= Records for this task =
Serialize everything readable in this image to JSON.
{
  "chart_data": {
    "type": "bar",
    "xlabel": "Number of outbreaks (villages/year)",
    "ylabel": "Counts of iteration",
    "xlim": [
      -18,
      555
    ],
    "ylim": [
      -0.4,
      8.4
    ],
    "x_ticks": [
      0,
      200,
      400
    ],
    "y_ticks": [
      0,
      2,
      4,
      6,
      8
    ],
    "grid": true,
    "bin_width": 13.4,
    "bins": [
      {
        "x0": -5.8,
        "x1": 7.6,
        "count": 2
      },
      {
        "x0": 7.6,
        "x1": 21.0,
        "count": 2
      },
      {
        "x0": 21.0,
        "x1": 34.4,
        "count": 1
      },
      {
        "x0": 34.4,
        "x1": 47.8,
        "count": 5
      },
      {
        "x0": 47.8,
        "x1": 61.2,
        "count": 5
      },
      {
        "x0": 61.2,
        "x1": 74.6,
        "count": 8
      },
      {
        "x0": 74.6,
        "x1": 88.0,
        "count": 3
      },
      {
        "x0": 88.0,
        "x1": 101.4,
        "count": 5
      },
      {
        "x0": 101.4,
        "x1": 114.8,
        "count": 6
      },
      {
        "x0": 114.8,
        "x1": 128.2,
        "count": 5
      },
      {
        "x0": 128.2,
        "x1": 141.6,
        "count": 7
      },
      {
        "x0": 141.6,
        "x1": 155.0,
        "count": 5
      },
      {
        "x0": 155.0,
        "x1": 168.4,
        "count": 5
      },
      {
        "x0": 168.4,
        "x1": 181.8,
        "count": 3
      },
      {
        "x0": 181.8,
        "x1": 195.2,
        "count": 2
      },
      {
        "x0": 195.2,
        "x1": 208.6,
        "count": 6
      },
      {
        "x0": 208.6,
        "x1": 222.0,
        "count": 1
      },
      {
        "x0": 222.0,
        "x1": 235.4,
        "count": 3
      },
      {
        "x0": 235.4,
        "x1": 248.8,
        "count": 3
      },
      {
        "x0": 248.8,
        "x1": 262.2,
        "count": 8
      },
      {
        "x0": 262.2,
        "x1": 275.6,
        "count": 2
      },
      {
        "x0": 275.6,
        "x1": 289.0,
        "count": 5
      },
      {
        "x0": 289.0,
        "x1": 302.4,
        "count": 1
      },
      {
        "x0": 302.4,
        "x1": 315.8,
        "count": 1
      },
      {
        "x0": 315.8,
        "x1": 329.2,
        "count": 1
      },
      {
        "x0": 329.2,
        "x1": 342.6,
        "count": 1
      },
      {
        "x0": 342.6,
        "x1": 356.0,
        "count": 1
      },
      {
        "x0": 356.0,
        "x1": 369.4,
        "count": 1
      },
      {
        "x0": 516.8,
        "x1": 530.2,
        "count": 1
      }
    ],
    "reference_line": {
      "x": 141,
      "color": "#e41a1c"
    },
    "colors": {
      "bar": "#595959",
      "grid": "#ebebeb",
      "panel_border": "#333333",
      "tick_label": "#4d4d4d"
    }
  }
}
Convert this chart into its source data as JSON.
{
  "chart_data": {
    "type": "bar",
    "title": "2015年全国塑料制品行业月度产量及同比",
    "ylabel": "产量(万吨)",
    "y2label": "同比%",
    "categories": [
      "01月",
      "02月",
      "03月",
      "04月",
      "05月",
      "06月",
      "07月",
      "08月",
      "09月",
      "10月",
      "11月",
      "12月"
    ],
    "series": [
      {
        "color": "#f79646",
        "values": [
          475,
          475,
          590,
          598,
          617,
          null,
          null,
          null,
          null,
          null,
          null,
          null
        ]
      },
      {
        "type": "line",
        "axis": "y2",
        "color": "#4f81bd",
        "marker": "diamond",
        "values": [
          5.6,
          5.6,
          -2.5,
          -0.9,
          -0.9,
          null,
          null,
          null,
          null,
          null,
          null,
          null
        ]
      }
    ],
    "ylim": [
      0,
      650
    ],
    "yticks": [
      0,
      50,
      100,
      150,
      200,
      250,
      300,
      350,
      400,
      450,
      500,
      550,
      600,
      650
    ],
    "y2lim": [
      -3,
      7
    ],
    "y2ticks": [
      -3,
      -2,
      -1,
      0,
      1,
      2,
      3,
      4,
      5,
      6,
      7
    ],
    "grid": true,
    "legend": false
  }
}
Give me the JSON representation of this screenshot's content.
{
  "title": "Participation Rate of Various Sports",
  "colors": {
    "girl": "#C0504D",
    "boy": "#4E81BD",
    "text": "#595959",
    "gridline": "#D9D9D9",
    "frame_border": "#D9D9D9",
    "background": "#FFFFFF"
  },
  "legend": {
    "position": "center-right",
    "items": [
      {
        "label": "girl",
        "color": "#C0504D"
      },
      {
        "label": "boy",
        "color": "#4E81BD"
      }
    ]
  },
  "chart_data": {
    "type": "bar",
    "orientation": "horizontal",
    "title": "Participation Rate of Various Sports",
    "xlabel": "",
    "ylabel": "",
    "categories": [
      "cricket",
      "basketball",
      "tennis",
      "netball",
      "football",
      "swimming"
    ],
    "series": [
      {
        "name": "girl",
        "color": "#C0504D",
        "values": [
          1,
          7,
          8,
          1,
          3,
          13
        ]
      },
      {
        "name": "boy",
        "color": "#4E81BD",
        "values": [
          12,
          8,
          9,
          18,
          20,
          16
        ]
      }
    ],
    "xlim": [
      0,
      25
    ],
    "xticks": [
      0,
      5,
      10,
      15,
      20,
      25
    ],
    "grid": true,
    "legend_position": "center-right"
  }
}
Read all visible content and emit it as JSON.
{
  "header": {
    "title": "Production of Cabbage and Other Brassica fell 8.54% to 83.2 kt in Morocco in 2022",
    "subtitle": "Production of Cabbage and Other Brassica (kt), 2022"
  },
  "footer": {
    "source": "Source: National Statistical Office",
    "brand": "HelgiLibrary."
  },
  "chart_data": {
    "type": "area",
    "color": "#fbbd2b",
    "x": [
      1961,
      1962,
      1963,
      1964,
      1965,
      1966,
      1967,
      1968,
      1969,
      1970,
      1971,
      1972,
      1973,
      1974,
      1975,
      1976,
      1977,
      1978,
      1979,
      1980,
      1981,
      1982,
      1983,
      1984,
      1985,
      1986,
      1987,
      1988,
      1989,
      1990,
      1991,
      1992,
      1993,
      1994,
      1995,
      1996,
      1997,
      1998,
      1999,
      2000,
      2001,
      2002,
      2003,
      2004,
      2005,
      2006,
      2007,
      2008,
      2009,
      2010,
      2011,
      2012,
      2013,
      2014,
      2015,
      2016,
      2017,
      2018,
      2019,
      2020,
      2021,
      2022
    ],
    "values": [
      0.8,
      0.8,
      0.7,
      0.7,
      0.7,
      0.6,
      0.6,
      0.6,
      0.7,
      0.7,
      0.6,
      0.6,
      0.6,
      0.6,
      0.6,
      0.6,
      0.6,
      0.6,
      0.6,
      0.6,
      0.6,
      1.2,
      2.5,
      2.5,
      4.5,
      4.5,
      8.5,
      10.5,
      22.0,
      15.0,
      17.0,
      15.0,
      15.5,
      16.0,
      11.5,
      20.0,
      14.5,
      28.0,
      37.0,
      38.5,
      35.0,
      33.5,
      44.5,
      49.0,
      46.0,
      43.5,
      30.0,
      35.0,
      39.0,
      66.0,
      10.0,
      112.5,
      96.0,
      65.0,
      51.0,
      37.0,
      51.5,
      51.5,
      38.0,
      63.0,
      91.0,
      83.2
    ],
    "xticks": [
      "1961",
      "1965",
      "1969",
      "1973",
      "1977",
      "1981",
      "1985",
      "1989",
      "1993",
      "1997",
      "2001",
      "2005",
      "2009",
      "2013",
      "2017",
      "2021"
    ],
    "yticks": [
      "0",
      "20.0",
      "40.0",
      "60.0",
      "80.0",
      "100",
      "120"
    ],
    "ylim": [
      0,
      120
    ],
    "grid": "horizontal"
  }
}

= Exercise description =
Gather up the lines containing the word "right" from these records and copy them.

= Exercise response =
    "position": "center-right",
    "legend_position": "center-right"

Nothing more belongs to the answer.